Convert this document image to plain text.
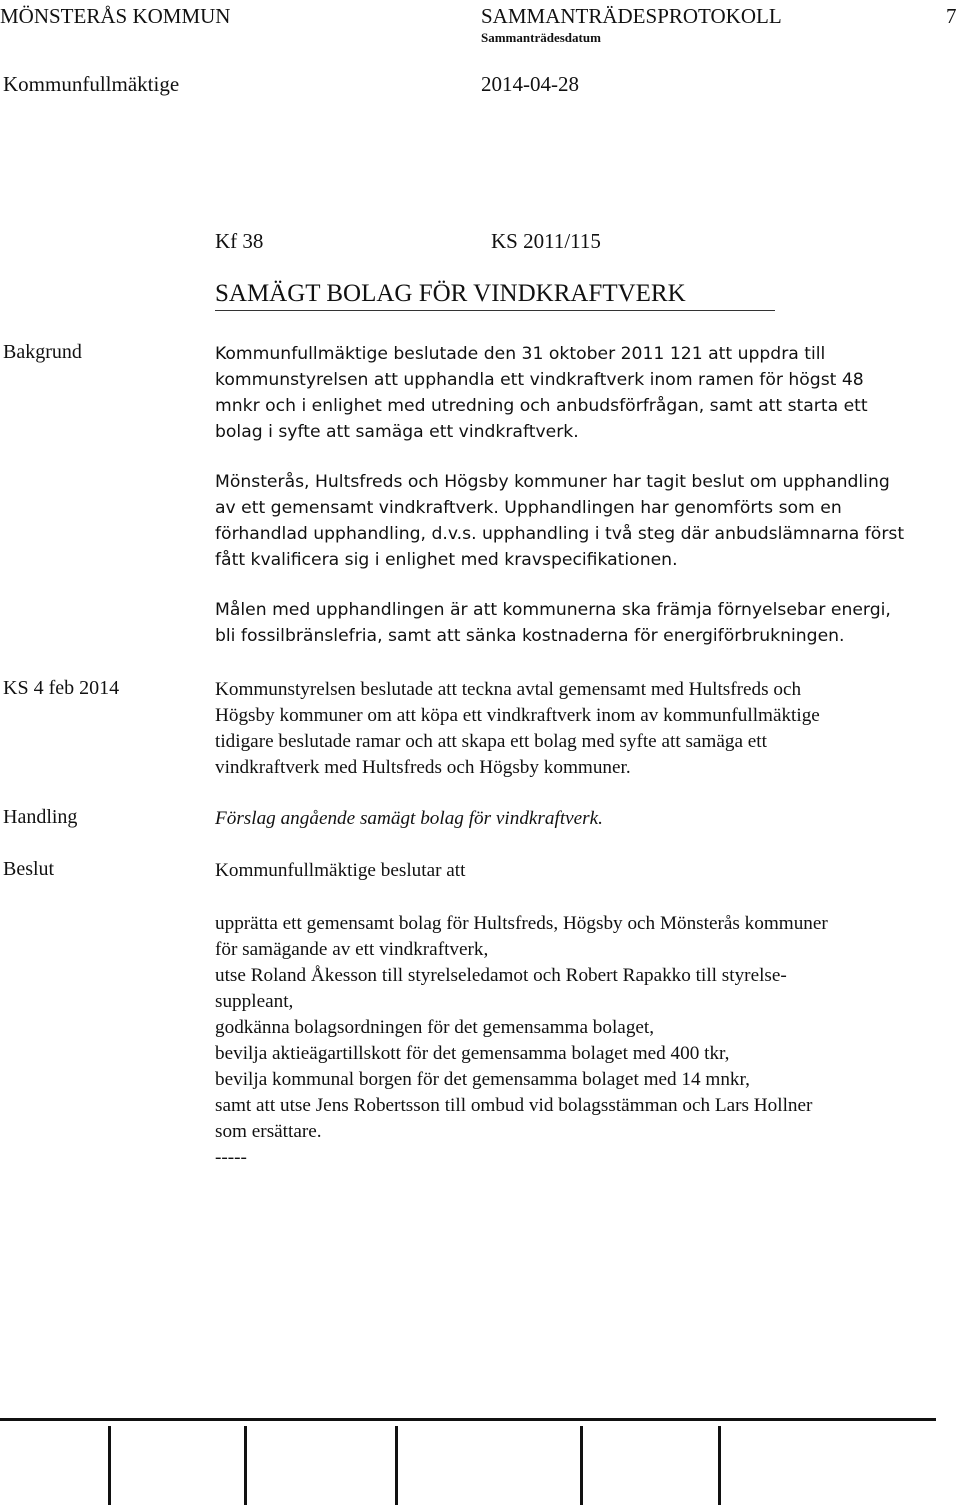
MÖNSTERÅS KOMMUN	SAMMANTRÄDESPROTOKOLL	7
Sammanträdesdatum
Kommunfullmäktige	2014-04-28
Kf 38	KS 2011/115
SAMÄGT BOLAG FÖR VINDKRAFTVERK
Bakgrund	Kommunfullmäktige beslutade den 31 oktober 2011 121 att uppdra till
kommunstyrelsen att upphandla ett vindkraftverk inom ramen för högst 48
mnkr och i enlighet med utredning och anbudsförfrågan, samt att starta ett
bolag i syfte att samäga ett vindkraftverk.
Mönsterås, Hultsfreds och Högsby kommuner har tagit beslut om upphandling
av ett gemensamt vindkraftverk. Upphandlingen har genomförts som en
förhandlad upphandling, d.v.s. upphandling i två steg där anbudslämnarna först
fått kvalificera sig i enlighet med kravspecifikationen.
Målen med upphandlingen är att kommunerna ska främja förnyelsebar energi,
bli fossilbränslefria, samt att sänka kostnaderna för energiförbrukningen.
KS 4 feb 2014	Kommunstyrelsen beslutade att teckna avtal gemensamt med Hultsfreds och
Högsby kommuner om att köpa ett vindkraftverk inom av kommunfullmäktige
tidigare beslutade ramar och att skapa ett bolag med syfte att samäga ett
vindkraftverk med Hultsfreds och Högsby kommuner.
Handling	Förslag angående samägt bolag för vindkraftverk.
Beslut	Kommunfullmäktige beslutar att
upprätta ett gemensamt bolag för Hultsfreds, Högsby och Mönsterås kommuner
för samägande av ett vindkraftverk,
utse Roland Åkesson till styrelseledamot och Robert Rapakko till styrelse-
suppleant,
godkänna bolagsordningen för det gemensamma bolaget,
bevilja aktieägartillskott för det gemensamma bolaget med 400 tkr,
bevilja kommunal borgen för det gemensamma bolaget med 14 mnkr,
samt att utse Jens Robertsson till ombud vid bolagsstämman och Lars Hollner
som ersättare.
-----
==
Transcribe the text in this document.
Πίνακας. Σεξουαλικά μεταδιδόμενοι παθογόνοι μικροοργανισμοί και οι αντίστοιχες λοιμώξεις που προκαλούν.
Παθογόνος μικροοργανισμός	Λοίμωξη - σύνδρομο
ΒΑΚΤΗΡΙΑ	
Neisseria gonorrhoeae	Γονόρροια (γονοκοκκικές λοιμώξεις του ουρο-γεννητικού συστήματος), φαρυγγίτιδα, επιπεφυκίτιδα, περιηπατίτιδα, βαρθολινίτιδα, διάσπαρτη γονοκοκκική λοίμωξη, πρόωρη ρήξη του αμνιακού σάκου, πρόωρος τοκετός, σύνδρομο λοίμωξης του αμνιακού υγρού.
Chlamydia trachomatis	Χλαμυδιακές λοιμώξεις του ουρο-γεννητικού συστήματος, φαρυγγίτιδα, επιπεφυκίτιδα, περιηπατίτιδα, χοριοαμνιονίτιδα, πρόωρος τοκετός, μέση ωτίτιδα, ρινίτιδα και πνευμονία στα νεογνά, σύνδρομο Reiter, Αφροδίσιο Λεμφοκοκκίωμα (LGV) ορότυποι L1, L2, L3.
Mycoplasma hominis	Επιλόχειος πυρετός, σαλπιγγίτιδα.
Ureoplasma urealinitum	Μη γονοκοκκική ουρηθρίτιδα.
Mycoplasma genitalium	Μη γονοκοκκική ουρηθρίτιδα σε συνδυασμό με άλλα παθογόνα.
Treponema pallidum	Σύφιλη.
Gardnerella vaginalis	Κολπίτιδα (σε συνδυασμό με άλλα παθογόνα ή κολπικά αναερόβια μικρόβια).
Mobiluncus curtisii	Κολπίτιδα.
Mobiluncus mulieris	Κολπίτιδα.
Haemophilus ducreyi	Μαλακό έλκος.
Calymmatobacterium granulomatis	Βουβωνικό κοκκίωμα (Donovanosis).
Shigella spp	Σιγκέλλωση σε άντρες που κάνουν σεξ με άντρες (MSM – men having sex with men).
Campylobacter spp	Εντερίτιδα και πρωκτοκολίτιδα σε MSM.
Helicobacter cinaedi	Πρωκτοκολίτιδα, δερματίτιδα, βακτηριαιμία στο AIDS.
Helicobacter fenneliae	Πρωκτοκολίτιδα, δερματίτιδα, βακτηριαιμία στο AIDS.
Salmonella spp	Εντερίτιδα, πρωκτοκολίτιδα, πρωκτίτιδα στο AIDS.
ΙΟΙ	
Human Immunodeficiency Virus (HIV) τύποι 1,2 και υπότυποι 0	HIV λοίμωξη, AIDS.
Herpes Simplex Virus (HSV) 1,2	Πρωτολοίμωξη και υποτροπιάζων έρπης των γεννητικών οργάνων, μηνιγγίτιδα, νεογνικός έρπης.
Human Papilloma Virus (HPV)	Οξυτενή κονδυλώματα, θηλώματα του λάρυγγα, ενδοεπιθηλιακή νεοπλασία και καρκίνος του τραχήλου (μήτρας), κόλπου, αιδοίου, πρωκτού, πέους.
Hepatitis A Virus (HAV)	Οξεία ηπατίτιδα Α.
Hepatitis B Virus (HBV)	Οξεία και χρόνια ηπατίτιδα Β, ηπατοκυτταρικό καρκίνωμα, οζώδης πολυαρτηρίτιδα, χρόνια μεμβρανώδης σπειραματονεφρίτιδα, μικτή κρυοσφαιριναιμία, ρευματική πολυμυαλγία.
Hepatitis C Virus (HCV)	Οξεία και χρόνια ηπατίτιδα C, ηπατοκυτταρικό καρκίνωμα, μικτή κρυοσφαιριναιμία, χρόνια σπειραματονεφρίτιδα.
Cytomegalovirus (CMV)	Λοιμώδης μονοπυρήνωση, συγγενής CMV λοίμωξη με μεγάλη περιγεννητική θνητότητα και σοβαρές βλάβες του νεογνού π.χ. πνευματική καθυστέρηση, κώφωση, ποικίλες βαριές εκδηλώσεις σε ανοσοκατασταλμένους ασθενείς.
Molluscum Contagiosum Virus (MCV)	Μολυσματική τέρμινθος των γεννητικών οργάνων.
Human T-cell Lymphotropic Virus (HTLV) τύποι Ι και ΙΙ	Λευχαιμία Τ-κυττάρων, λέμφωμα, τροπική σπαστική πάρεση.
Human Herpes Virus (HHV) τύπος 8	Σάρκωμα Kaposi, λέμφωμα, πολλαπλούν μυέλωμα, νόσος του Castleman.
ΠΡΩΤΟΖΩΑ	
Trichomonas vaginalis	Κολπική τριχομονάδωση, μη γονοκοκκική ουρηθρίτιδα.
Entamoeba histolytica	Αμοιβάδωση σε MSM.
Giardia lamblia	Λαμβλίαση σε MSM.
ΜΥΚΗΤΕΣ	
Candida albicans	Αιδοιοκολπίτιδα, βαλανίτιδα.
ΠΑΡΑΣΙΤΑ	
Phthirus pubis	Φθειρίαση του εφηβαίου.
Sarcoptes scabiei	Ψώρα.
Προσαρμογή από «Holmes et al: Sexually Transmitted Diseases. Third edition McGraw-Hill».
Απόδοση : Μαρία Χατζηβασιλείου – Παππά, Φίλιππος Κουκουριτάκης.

Work item — Count the lines of the material holding "syfte". Report the number alone.

Exercise response — 2